DATA SUPPLIED:
#####

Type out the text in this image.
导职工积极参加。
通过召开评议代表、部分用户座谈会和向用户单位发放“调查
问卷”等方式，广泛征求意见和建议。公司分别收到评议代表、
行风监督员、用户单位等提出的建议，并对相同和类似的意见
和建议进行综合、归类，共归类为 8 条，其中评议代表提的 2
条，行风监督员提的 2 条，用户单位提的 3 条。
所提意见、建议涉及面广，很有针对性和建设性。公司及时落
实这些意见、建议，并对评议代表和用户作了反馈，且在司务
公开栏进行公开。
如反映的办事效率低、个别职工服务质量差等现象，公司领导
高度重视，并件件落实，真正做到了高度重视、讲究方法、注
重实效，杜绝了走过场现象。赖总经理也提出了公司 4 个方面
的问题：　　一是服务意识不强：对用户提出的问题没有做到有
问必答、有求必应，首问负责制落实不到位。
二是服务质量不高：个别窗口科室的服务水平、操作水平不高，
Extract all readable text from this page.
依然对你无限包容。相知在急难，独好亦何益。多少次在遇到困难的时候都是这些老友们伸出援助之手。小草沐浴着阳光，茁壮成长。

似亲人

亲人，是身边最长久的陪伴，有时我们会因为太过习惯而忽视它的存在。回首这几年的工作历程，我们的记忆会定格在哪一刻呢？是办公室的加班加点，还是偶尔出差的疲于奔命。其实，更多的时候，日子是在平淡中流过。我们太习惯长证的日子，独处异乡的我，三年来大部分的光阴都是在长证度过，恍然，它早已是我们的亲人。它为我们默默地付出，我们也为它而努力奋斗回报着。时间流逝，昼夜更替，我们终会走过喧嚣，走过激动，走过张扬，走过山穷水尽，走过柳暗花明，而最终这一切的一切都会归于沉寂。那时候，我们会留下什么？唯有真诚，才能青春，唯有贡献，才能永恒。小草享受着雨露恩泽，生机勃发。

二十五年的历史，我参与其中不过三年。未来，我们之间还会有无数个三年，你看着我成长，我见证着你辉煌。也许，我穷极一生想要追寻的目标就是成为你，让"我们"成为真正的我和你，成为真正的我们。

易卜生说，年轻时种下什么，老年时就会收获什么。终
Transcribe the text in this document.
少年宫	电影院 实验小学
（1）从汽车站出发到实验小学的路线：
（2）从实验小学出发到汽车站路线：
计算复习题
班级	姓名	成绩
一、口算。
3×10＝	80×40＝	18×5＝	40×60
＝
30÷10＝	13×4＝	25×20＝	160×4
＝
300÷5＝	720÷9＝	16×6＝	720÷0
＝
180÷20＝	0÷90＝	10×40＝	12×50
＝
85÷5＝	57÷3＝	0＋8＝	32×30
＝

#####

TASK GOAL: Please extract exactly, and only, the lines from the line containing "Transcribe the text in this document." through the last line of the records.

THE RESULT:
Transcribe the text in this document.
少年宫	电影院 实验小学
（1）从汽车站出发到实验小学的路线：
（2）从实验小学出发到汽车站路线：
计算复习题
班级	姓名	成绩
一、口算。
3×10＝	80×40＝	18×5＝	40×60
＝
30÷10＝	13×4＝	25×20＝	160×4
＝
300÷5＝	720÷9＝	16×6＝	720÷0
＝
180÷20＝	0÷90＝	10×40＝	12×50
＝
85÷5＝	57÷3＝	0＋8＝	32×30
＝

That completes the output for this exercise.